• _Material shown_
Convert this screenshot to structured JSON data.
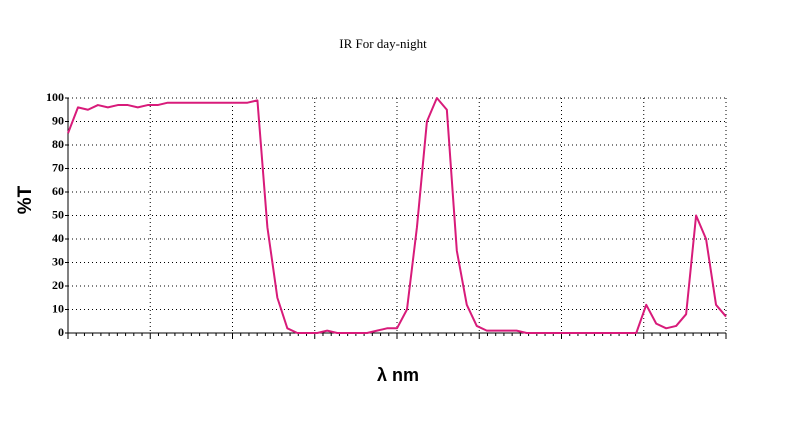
{
  "chart_data": {
    "type": "line",
    "title": "IR For day-night",
    "y_label": "%T",
    "x_label": "λ nm",
    "ylim": [
      0,
      100
    ],
    "yticks": [
      0,
      10,
      20,
      30,
      40,
      50,
      60,
      70,
      80,
      90,
      100
    ],
    "grid": true,
    "categories": [
      null,
      null,
      null,
      null,
      null,
      null,
      null,
      null,
      null,
      null,
      null,
      null,
      null,
      null,
      null,
      null,
      null,
      null,
      null,
      null,
      null,
      null,
      null,
      null,
      null,
      null,
      null,
      null,
      null,
      null,
      null,
      null,
      null,
      null,
      null,
      null,
      null,
      null,
      null,
      null,
      null,
      null,
      null,
      null,
      null,
      null,
      null,
      null,
      null,
      null,
      null,
      null,
      null,
      null,
      null,
      null,
      null,
      null,
      null,
      null,
      null,
      null,
      null,
      null,
      null,
      null,
      null
    ],
    "series": [
      {
        "color": "#d81b7a",
        "values": [
          85,
          96,
          95,
          97,
          96,
          97,
          97,
          96,
          97,
          97,
          98,
          98,
          98,
          98,
          98,
          98,
          98,
          98,
          98,
          99,
          45,
          15,
          2,
          0,
          0,
          0,
          1,
          0,
          0,
          0,
          0,
          1,
          2,
          2,
          10,
          45,
          90,
          100,
          95,
          35,
          12,
          3,
          1,
          1,
          1,
          1,
          0,
          0,
          0,
          0,
          0,
          0,
          0,
          0,
          0,
          0,
          0,
          0,
          12,
          4,
          2,
          3,
          8,
          50,
          40,
          12,
          7
        ]
      }
    ]
  }
}
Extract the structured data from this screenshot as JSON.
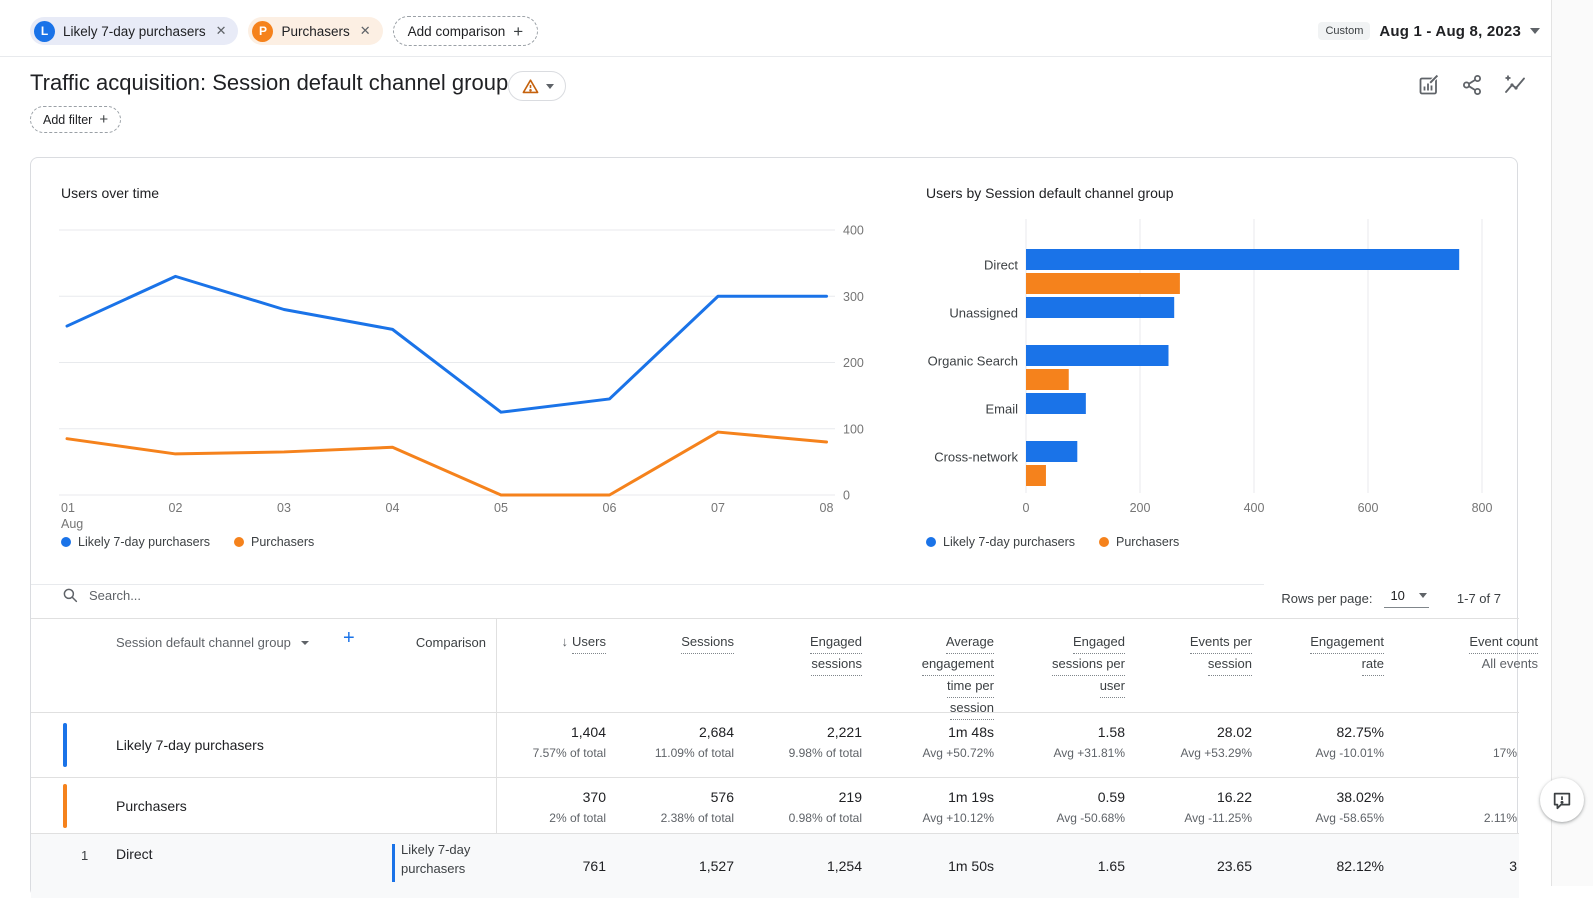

• _Set exercise_
Copy out all lines above that include the string "this".

• _Complete response_
Convert this screenshot to structured JSON data.
Extract the structured data from this screenshot as JSON.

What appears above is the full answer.